> Problem statement: Transcribe the entries exactly; images are not part of the copy.

>> Begin Record extracts

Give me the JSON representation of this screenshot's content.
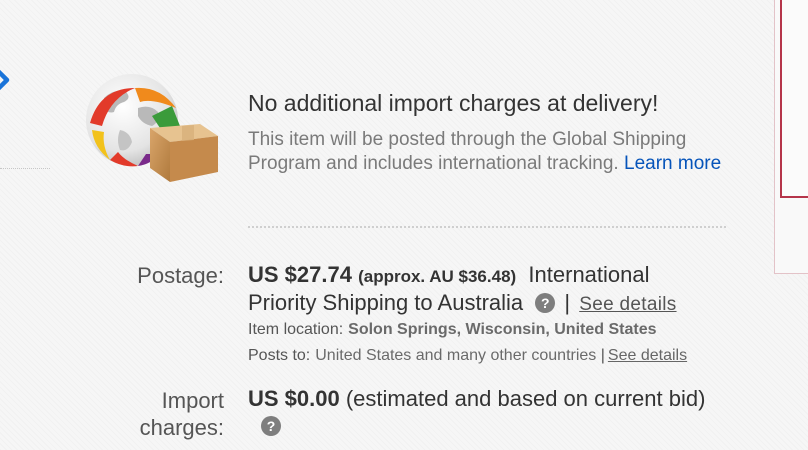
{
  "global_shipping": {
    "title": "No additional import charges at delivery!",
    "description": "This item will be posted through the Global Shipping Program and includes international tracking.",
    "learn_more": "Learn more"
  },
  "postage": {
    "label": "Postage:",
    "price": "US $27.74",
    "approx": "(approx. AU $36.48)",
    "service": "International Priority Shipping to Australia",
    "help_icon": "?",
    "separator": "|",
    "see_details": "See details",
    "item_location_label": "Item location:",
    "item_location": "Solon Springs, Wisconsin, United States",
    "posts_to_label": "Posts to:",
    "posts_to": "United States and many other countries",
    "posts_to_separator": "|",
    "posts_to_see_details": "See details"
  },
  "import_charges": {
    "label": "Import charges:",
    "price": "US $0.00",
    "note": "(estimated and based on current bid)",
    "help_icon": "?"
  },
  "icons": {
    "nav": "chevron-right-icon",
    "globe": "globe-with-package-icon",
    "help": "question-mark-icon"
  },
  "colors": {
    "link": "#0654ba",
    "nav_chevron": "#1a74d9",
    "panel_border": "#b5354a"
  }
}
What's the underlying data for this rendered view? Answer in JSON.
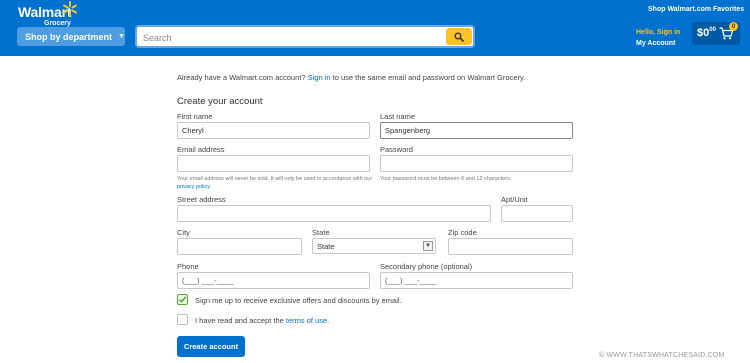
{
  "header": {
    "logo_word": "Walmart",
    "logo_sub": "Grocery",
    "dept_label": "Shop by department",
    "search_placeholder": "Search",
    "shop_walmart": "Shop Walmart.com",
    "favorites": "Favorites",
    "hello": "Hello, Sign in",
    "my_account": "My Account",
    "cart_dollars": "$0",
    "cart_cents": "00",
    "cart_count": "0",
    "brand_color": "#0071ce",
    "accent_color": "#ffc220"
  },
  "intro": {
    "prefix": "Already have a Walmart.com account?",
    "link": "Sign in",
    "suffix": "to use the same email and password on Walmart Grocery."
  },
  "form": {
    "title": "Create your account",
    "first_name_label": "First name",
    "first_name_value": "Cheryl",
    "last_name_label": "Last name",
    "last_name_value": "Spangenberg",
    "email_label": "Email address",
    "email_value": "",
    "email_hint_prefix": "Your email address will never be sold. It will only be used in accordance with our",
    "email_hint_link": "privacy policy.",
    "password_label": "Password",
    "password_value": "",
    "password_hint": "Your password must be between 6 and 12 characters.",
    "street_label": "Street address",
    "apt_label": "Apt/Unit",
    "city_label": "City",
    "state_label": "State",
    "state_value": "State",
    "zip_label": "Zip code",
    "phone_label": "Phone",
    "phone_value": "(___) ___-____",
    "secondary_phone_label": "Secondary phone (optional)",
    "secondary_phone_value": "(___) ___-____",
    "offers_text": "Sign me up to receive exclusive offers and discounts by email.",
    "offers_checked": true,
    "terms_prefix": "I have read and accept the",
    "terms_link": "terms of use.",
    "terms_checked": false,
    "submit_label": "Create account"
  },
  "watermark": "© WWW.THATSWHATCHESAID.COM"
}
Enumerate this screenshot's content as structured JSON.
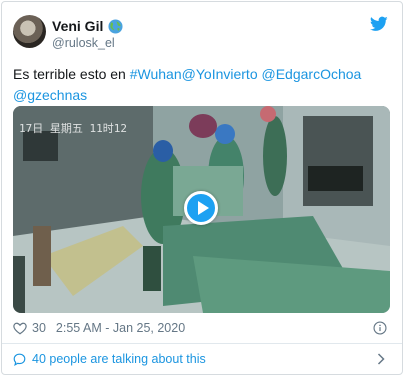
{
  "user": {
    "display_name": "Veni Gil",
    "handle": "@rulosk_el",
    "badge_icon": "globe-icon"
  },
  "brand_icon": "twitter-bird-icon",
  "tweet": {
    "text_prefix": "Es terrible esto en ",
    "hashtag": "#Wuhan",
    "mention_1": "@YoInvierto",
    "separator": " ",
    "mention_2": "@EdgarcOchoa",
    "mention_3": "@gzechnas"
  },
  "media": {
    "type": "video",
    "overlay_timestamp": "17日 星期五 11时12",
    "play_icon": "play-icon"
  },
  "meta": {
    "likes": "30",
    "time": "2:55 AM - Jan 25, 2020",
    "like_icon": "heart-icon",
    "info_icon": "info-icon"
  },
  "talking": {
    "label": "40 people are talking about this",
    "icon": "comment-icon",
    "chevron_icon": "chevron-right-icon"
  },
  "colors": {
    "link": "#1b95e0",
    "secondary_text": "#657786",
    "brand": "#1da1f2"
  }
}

>> End Record extracts

> Worked solution:
Give me the JSON representation of this screenshot's content.
{
  "global_shipping": {
    "title": "No additional import charges at delivery!",
    "description": "This item will be posted through the Global Shipping Program and includes international tracking.",
    "learn_more": "Learn more"
  },
  "postage": {
    "label": "Postage:",
    "price": "US $27.74",
    "approx": "(approx. AU $36.48)",
    "service": "International Priority Shipping to Australia",
    "help_icon": "?",
    "separator": "|",
    "see_details": "See details",
    "item_location_label": "Item location:",
    "item_location": "Solon Springs, Wisconsin, United States",
    "posts_to_label": "Posts to:",
    "posts_to": "United States and many other countries",
    "posts_to_separator": "|",
    "posts_to_see_details": "See details"
  },
  "import_charges": {
    "label": "Import charges:",
    "price": "US $0.00",
    "note": "(estimated and based on current bid)",
    "help_icon": "?"
  },
  "icons": {
    "nav": "chevron-right-icon",
    "globe": "globe-with-package-icon",
    "help": "question-mark-icon"
  },
  "colors": {
    "link": "#0654ba",
    "nav_chevron": "#1a74d9",
    "panel_border": "#b5354a"
  }
}
What's the underlying data for this rendered view? Answer in JSON.
{
  "header": {
    "logo_word": "Walmart",
    "logo_sub": "Grocery",
    "dept_label": "Shop by department",
    "search_placeholder": "Search",
    "shop_walmart": "Shop Walmart.com",
    "favorites": "Favorites",
    "hello": "Hello, Sign in",
    "my_account": "My Account",
    "cart_dollars": "$0",
    "cart_cents": "00",
    "cart_count": "0",
    "brand_color": "#0071ce",
    "accent_color": "#ffc220"
  },
  "intro": {
    "prefix": "Already have a Walmart.com account?",
    "link": "Sign in",
    "suffix": "to use the same email and password on Walmart Grocery."
  },
  "form": {
    "title": "Create your account",
    "first_name_label": "First name",
    "first_name_value": "Cheryl",
    "last_name_label": "Last name",
    "last_name_value": "Spangenberg",
    "email_label": "Email address",
    "email_value": "",
    "email_hint_prefix": "Your email address will never be sold. It will only be used in accordance with our",
    "email_hint_link": "privacy policy.",
    "password_label": "Password",
    "password_value": "",
    "password_hint": "Your password must be between 6 and 12 characters.",
    "street_label": "Street address",
    "apt_label": "Apt/Unit",
    "city_label": "City",
    "state_label": "State",
    "state_value": "State",
    "zip_label": "Zip code",
    "phone_label": "Phone",
    "phone_value": "(___) ___-____",
    "secondary_phone_label": "Secondary phone (optional)",
    "secondary_phone_value": "(___) ___-____",
    "offers_text": "Sign me up to receive exclusive offers and discounts by email.",
    "offers_checked": true,
    "terms_prefix": "I have read and accept the",
    "terms_link": "terms of use.",
    "terms_checked": false,
    "submit_label": "Create account"
  },
  "watermark": "© WWW.THATSWHATCHESAID.COM"
}
Enumerate this screenshot's content as structured JSON.
{
  "user": {
    "display_name": "Veni Gil",
    "handle": "@rulosk_el",
    "badge_icon": "globe-icon"
  },
  "brand_icon": "twitter-bird-icon",
  "tweet": {
    "text_prefix": "Es terrible esto en ",
    "hashtag": "#Wuhan",
    "mention_1": "@YoInvierto",
    "separator": " ",
    "mention_2": "@EdgarcOchoa",
    "mention_3": "@gzechnas"
  },
  "media": {
    "type": "video",
    "overlay_timestamp": "17日 星期五 11时12",
    "play_icon": "play-icon"
  },
  "meta": {
    "likes": "30",
    "time": "2:55 AM - Jan 25, 2020",
    "like_icon": "heart-icon",
    "info_icon": "info-icon"
  },
  "talking": {
    "label": "40 people are talking about this",
    "icon": "comment-icon",
    "chevron_icon": "chevron-right-icon"
  },
  "colors": {
    "link": "#1b95e0",
    "secondary_text": "#657786",
    "brand": "#1da1f2"
  }
}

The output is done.